Task prompt – Repeat every record below exactly, omitting any pictures.

Stored records –
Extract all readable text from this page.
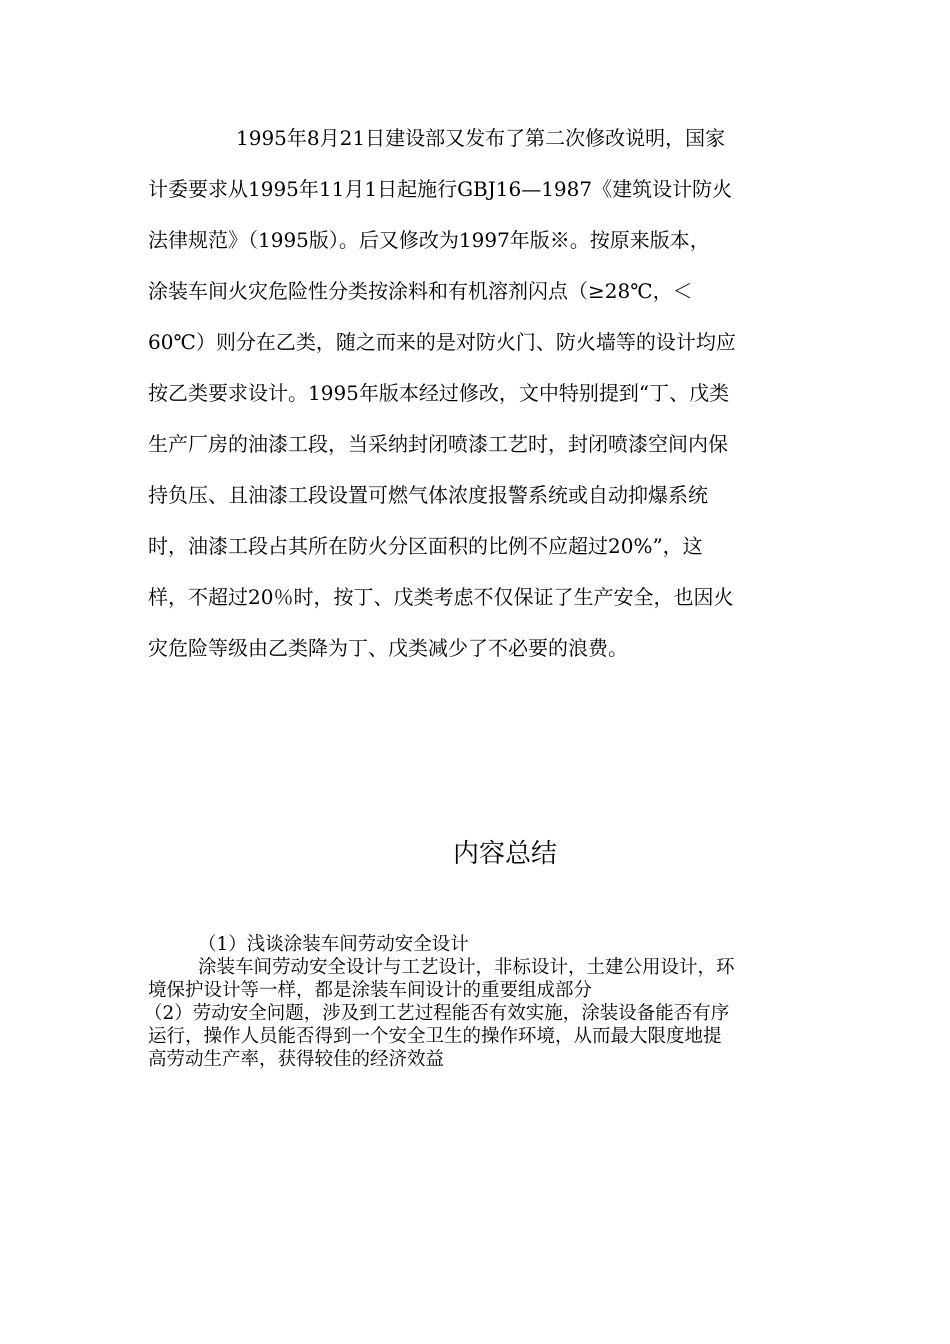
1995年8月21日建设部又发布了第二次修改说明，国家
计委要求从1995年11月1日起施行GBJ16—1987《建筑设计防火
法律规范》（1995版）。后又修改为1997年版※。按原来版本，
涂装车间火灾危险性分类按涂料和有机溶剂闪点（≥28℃，＜
60℃）则分在乙类，随之而来的是对防火门、防火墙等的设计均应
按乙类要求设计。1995年版本经过修改，文中特别提到“丁、戊类
生产厂房的油漆工段，当采纳封闭喷漆工艺时，封闭喷漆空间内保
持负压、且油漆工段设置可燃气体浓度报警系统或自动抑爆系统
时，油漆工段占其所在防火分区面积的比例不应超过20%”，这
样，不超过20％时，按丁、戊类考虑不仅保证了生产安全，也因火
灾危险等级由乙类降为丁、戊类减少了不必要的浪费。
内容总结
（1）浅谈涂装车间劳动安全设计
涂装车间劳动安全设计与工艺设计，非标设计，土建公用设计，环
境保护设计等一样，都是涂装车间设计的重要组成部分
（2）劳动安全问题，涉及到工艺过程能否有效实施，涂装设备能否有序
运行，操作人员能否得到一个安全卫生的操作环境，从而最大限度地提
高劳动生产率，获得较佳的经济效益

Result of the exercise –
Extract all readable text from this page.
1995年8月21日建设部又发布了第二次修改说明，国家
计委要求从1995年11月1日起施行GBJ16—1987《建筑设计防火
法律规范》（1995版）。后又修改为1997年版※。按原来版本，
涂装车间火灾危险性分类按涂料和有机溶剂闪点（≥28℃，＜
60℃）则分在乙类，随之而来的是对防火门、防火墙等的设计均应
按乙类要求设计。1995年版本经过修改，文中特别提到“丁、戊类
生产厂房的油漆工段，当采纳封闭喷漆工艺时，封闭喷漆空间内保
持负压、且油漆工段设置可燃气体浓度报警系统或自动抑爆系统
时，油漆工段占其所在防火分区面积的比例不应超过20%”，这
样，不超过20％时，按丁、戊类考虑不仅保证了生产安全，也因火
灾危险等级由乙类降为丁、戊类减少了不必要的浪费。
内容总结
（1）浅谈涂装车间劳动安全设计
涂装车间劳动安全设计与工艺设计，非标设计，土建公用设计，环
境保护设计等一样，都是涂装车间设计的重要组成部分
（2）劳动安全问题，涉及到工艺过程能否有效实施，涂装设备能否有序
运行，操作人员能否得到一个安全卫生的操作环境，从而最大限度地提
高劳动生产率，获得较佳的经济效益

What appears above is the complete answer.